**Input data**
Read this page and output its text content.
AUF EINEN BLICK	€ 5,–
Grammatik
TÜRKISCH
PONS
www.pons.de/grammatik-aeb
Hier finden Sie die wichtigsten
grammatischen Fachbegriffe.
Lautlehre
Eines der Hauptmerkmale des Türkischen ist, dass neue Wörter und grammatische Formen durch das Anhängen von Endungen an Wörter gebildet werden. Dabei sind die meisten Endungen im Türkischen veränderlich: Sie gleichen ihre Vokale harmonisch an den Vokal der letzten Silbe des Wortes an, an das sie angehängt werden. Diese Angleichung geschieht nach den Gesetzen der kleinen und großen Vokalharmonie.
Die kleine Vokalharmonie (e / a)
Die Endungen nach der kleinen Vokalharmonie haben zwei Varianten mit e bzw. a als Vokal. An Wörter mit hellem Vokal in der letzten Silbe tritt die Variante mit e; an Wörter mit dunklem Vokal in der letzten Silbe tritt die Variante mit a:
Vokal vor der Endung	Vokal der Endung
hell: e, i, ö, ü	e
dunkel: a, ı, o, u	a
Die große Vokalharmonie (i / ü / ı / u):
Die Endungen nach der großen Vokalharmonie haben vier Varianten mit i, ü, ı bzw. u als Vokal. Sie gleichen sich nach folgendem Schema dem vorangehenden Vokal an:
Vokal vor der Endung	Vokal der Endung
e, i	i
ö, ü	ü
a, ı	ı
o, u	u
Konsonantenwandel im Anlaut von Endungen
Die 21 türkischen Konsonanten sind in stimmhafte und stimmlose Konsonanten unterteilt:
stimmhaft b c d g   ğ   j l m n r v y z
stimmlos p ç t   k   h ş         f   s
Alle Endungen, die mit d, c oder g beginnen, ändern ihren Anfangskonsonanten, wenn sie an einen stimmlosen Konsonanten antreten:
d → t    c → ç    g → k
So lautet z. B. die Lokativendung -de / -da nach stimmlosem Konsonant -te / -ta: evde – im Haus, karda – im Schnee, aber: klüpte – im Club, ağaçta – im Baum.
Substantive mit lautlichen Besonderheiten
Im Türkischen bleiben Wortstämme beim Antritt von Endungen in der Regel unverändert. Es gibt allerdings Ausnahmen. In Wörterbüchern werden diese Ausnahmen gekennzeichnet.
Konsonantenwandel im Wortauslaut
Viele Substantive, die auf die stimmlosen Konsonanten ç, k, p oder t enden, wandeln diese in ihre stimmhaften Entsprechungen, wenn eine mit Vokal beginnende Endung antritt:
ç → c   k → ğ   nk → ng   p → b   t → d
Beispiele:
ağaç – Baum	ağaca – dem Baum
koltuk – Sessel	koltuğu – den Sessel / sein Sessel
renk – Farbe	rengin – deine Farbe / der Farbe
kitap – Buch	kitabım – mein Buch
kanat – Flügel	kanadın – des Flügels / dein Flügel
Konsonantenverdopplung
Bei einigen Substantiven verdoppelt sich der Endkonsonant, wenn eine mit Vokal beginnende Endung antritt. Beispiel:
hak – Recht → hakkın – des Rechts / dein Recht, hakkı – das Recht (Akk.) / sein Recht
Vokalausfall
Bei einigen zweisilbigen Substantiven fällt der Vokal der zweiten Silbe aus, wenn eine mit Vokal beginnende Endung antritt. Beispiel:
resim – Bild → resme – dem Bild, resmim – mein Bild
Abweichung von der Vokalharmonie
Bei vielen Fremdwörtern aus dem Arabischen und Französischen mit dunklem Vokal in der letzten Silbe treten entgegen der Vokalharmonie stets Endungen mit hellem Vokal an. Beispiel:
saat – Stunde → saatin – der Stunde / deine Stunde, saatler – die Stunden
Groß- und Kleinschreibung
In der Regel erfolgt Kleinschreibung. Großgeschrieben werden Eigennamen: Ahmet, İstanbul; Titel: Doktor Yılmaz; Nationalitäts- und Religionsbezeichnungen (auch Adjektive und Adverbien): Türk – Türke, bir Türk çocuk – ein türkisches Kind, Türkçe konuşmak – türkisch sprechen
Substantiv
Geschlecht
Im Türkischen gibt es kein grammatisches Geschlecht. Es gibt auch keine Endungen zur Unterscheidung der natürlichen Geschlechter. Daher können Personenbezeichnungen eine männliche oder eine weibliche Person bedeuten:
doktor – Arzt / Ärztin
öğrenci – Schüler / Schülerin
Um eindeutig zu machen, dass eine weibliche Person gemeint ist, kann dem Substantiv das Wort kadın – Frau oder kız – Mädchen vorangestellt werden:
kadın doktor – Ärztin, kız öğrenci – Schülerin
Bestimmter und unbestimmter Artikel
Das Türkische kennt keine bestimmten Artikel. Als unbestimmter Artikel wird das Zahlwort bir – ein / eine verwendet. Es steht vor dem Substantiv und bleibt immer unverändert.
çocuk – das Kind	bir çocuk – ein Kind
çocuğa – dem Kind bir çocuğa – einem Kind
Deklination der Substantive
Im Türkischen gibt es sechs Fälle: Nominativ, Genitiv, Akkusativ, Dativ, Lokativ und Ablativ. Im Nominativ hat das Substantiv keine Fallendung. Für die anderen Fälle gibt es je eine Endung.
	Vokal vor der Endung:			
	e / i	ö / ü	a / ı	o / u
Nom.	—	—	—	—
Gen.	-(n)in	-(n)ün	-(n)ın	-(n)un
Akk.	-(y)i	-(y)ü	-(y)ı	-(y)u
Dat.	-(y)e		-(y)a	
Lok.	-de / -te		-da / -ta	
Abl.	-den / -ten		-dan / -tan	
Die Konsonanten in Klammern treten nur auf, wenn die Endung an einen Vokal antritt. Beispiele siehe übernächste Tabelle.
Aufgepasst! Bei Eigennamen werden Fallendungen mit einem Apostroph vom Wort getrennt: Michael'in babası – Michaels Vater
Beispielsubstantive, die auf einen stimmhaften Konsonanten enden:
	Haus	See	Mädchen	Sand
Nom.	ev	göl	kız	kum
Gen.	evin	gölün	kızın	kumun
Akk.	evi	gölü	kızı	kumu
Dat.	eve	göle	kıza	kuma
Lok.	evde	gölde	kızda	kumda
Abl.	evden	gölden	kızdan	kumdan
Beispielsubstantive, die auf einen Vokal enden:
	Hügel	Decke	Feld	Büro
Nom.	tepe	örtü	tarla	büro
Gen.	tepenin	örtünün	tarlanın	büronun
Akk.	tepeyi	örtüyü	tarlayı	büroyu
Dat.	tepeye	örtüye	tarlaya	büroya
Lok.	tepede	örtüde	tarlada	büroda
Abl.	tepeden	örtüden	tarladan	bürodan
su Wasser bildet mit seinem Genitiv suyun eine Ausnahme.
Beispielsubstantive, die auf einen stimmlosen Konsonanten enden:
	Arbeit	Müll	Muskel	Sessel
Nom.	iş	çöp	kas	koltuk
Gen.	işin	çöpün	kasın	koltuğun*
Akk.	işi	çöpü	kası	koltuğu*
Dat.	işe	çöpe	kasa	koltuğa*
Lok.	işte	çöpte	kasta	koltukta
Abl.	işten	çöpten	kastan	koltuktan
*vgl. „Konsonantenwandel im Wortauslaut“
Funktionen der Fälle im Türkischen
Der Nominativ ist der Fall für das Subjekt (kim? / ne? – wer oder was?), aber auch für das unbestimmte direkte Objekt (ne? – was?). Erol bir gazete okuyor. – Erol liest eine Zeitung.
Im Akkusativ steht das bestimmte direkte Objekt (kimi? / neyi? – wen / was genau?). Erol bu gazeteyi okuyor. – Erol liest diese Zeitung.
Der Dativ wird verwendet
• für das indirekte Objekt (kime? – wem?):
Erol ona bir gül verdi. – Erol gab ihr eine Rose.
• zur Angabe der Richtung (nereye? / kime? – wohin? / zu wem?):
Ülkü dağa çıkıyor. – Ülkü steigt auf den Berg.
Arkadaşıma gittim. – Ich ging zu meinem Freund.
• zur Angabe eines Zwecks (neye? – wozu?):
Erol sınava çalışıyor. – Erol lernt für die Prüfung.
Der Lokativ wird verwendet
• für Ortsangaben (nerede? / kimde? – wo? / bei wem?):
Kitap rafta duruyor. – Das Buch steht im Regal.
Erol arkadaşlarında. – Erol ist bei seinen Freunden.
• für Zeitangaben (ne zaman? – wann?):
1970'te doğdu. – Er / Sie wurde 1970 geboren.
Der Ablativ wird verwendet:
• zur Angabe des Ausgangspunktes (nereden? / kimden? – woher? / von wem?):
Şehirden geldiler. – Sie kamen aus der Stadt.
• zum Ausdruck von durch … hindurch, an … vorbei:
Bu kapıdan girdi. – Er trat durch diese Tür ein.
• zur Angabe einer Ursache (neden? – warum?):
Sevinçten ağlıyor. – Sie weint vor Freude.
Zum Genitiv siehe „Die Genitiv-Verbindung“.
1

**Objective**
Scan the data above; copy every line where "Buch" appears.

**Written solution**
kitap – Buch	kitabım – mein Buch
Kitap rafta duruyor. – Das Buch steht im Regal.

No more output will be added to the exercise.